- STATED EXERCISE
For each line below that contains the string "Børne", copy that line.

- RECORDS SHOWN

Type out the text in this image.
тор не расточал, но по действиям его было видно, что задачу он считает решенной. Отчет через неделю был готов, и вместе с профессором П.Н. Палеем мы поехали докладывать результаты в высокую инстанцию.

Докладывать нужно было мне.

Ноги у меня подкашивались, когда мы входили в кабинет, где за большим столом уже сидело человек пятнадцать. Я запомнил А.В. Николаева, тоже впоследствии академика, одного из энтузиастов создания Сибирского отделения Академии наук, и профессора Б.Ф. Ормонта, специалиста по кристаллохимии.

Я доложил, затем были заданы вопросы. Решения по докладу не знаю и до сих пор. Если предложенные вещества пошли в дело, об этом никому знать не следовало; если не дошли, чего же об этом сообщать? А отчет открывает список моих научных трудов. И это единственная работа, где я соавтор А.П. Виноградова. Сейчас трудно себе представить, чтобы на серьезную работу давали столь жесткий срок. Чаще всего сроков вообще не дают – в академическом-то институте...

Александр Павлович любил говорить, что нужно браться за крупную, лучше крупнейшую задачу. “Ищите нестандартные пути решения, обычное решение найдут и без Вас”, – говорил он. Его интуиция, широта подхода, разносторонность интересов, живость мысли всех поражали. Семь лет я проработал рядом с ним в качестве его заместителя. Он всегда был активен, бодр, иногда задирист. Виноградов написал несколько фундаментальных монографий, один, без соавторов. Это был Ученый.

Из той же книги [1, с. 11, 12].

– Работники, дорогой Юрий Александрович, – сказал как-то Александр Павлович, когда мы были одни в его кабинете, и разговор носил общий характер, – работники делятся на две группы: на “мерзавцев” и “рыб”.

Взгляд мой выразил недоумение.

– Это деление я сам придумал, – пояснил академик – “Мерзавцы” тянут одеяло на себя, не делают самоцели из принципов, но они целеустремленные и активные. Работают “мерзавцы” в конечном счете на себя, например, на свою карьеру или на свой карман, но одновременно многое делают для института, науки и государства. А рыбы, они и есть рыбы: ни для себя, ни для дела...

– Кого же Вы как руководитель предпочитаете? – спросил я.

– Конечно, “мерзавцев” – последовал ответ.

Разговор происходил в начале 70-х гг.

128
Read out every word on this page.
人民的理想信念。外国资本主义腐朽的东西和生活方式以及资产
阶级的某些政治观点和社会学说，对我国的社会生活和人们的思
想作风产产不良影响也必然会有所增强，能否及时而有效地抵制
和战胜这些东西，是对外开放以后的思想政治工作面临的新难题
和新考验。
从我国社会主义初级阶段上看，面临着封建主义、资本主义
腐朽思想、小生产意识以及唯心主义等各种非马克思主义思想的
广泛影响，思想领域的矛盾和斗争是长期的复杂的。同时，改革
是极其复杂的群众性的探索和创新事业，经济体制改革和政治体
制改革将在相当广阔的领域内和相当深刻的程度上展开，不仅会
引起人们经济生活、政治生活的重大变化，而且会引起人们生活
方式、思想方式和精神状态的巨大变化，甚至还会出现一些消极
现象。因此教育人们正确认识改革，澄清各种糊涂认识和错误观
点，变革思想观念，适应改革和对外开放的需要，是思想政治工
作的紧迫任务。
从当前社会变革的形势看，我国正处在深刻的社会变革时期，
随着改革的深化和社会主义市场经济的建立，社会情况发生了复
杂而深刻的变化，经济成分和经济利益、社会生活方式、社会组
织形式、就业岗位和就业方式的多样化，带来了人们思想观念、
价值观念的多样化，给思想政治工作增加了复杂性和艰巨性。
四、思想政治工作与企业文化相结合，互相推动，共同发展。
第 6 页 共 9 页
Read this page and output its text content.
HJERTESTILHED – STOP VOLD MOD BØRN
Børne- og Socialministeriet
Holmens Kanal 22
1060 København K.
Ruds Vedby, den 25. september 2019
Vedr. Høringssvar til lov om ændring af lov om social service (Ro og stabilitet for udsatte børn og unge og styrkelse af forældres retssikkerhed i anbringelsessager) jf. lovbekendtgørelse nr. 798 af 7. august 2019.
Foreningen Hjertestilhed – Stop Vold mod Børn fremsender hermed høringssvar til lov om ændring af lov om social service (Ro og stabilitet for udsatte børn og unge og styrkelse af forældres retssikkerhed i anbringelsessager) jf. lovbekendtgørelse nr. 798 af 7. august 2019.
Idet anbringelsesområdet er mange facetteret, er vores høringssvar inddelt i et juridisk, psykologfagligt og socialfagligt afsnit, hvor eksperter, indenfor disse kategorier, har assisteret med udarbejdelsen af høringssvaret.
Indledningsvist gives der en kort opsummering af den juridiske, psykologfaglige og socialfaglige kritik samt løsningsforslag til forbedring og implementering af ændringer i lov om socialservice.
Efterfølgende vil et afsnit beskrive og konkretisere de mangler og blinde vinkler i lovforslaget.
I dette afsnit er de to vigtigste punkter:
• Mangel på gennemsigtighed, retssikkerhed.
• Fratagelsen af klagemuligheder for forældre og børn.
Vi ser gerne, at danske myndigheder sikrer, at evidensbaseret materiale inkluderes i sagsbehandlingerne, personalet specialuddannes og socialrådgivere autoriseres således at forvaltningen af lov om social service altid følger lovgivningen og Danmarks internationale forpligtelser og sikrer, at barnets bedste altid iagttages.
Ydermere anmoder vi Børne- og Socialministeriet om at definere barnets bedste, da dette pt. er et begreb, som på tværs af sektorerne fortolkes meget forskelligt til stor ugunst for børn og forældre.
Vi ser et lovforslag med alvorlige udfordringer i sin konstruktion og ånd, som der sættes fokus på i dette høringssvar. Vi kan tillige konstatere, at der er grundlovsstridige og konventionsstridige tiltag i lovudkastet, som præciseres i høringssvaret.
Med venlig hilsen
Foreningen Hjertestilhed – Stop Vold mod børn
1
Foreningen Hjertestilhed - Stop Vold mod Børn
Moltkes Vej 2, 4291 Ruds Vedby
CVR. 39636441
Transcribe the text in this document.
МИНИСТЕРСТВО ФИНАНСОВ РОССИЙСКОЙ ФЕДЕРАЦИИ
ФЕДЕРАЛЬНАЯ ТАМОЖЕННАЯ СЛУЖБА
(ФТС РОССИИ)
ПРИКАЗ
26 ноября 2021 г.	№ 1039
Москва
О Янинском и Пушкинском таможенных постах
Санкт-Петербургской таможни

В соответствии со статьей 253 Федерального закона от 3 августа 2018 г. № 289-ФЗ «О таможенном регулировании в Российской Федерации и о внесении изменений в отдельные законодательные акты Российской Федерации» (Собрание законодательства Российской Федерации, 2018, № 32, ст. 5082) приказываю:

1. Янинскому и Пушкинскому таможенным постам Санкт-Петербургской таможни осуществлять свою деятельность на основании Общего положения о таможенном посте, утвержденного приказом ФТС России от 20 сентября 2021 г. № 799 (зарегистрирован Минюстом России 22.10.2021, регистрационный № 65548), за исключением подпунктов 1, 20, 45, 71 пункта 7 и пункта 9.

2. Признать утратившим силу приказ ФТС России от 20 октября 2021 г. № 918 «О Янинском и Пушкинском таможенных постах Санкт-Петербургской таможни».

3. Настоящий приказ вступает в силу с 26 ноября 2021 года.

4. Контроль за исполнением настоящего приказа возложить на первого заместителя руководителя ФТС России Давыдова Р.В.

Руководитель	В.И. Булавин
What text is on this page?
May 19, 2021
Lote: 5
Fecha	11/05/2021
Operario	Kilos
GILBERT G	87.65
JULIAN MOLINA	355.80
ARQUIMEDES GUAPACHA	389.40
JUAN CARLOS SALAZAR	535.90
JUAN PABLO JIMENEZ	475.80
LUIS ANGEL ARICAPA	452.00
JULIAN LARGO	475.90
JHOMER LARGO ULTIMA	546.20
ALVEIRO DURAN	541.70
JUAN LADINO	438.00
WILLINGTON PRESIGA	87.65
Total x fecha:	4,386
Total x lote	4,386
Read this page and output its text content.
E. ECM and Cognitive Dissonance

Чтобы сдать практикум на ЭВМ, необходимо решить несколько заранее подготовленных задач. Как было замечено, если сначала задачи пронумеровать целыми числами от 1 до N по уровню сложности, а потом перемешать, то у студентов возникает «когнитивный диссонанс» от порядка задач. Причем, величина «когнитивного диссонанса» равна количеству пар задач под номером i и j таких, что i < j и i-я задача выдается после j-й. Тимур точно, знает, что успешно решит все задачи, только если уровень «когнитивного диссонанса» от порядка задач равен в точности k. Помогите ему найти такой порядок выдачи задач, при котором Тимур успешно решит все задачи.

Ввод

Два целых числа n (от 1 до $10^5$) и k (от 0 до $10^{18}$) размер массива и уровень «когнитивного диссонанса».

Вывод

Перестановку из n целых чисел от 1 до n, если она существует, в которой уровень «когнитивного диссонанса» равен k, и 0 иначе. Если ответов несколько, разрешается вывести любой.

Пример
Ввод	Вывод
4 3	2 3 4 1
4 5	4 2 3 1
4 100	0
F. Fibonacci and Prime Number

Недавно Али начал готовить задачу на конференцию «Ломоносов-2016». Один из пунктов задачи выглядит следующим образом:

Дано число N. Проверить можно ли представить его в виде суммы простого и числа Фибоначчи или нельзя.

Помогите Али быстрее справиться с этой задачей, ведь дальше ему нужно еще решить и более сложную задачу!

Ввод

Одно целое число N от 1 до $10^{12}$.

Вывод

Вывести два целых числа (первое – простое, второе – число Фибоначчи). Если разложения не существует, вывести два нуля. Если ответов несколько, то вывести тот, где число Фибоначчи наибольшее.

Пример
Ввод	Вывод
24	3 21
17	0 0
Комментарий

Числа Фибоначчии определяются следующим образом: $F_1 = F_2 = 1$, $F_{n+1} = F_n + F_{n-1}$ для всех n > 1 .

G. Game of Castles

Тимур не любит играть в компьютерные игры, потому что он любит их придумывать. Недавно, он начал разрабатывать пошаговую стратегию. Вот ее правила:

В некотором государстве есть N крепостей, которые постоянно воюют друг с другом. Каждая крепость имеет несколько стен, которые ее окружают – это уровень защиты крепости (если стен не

- PROBLEM SOLUTION
Børne- og Socialministeriet
Ydermere anmoder vi Børne- og Socialministeriet om at definere barnets bedste, da dette pt. er et begreb, som på tværs af sektorerne fortolkes meget forskelligt til stor ugunst for børn og forældre.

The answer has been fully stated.